Work to do:
Copy, from the entries below, each line in which the string "مقدارها" appears.

Recorded data:
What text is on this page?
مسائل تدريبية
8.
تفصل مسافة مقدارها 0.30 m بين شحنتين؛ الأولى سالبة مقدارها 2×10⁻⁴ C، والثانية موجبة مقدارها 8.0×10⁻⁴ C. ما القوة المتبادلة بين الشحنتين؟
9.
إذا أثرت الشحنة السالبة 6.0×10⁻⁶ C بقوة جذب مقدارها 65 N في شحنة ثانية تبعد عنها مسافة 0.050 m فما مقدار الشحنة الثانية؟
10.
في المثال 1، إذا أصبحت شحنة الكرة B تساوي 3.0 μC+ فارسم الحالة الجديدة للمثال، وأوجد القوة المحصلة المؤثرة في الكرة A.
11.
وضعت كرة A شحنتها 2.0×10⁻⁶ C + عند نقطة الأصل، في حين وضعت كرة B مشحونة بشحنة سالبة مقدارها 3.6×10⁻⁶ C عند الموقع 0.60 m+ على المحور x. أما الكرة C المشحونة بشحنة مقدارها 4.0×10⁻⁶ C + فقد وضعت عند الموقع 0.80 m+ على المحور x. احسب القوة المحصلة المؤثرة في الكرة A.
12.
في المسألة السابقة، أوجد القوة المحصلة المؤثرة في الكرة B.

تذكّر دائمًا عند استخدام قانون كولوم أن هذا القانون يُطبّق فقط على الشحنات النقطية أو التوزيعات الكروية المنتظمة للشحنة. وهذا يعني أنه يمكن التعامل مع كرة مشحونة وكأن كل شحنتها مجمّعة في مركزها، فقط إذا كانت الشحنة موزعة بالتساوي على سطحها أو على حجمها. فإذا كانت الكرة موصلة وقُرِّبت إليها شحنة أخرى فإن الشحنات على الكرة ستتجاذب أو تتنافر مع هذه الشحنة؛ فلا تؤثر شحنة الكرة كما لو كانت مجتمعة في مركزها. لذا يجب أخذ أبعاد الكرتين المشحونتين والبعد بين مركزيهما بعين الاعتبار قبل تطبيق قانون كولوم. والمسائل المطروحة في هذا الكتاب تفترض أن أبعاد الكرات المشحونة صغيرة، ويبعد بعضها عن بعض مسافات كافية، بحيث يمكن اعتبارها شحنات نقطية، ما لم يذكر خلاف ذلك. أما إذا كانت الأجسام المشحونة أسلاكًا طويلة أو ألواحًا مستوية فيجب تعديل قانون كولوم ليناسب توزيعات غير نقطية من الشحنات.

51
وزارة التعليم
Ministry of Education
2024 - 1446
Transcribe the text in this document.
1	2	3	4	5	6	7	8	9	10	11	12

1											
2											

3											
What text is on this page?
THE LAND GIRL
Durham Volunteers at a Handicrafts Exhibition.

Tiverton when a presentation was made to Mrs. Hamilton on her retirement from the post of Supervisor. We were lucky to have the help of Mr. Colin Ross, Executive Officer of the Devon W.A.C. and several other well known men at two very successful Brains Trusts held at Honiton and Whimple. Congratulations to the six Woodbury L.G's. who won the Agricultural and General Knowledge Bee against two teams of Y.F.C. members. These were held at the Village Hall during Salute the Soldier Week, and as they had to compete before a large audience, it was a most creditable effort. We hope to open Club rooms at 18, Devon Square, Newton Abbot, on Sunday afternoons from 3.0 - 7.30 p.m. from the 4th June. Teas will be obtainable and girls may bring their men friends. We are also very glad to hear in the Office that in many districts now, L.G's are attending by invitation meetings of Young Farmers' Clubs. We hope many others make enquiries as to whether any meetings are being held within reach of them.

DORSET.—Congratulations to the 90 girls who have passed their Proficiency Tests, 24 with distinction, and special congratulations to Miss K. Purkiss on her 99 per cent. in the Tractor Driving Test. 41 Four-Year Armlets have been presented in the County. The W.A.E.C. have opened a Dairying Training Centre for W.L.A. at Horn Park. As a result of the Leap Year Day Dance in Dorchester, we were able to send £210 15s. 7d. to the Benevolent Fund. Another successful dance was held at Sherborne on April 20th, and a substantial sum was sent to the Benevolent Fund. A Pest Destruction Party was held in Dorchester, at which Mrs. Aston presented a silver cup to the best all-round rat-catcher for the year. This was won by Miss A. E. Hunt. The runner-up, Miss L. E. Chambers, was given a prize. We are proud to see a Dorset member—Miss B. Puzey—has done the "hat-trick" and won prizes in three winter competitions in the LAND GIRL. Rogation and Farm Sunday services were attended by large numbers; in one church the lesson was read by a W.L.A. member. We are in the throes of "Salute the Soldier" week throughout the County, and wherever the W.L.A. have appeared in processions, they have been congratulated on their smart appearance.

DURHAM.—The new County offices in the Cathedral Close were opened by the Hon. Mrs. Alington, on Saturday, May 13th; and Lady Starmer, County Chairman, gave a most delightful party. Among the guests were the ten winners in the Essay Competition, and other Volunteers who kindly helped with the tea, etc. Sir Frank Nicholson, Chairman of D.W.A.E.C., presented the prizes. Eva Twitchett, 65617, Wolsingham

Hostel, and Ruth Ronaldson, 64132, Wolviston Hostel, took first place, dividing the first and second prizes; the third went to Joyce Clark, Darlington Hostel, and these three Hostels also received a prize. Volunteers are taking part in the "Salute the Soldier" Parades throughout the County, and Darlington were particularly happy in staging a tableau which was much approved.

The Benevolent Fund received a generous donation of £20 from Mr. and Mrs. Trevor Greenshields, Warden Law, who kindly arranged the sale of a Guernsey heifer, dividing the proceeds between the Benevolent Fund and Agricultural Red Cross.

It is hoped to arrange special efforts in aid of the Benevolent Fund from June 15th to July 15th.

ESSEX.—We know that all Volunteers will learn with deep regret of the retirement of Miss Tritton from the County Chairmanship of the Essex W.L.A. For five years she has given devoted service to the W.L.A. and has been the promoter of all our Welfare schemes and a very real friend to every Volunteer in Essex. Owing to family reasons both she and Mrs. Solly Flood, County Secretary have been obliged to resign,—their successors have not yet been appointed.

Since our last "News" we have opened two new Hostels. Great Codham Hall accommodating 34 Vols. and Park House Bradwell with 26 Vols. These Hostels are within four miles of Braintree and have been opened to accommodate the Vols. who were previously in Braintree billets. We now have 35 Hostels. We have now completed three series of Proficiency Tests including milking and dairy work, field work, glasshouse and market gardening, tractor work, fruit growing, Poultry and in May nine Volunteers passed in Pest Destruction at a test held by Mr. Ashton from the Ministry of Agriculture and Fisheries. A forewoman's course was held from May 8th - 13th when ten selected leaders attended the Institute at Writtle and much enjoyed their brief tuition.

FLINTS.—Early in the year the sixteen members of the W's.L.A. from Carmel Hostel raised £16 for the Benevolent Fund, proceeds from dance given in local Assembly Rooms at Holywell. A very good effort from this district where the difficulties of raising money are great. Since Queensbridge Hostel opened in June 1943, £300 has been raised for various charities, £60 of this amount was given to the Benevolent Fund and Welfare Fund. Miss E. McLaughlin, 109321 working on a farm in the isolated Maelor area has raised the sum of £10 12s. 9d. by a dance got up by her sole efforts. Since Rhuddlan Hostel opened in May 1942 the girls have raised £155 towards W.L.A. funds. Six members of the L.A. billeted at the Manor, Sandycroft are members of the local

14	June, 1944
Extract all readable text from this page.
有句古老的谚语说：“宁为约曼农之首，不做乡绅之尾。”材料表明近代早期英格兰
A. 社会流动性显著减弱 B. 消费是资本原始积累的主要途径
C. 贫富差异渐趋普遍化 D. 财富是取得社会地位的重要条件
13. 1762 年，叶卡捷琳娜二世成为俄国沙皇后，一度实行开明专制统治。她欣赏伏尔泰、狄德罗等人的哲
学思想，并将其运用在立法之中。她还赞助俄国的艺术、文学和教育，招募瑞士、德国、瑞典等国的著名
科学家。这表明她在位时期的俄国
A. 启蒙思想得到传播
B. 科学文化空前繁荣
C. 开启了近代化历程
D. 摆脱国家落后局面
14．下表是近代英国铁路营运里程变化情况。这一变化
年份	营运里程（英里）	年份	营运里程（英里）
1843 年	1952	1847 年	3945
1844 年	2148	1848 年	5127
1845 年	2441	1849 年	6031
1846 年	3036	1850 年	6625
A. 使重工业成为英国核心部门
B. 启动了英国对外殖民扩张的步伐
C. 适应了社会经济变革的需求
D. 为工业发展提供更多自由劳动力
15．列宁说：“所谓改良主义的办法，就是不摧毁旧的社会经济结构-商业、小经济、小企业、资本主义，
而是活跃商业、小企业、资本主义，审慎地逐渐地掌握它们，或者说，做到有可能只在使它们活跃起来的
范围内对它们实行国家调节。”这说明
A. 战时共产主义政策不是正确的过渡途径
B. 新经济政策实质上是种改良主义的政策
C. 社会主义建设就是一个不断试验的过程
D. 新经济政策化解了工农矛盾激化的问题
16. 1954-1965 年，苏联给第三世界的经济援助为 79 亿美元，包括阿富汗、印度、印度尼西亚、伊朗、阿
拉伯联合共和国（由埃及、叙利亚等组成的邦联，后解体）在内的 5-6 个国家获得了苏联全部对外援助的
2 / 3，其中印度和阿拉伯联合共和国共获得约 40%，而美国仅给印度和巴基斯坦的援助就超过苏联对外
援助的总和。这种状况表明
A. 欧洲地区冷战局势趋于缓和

Final result:
تفصل مسافة مقدارها 0.30 m بين شحنتين؛ الأولى سالبة مقدارها 2×10⁻⁴ C، والثانية موجبة مقدارها 8.0×10⁻⁴ C. ما القوة المتبادلة بين الشحنتين؟
إذا أثرت الشحنة السالبة 6.0×10⁻⁶ C بقوة جذب مقدارها 65 N في شحنة ثانية تبعد عنها مسافة 0.050 m فما مقدار الشحنة الثانية؟
وضعت كرة A شحنتها 2.0×10⁻⁶ C + عند نقطة الأصل، في حين وضعت كرة B مشحونة بشحنة سالبة مقدارها 3.6×10⁻⁶ C عند الموقع 0.60 m+ على المحور x. أما الكرة C المشحونة بشحنة مقدارها 4.0×10⁻⁶ C + فقد وضعت عند الموقع 0.80 m+ على المحور x. احسب القوة المحصلة المؤثرة في الكرة A.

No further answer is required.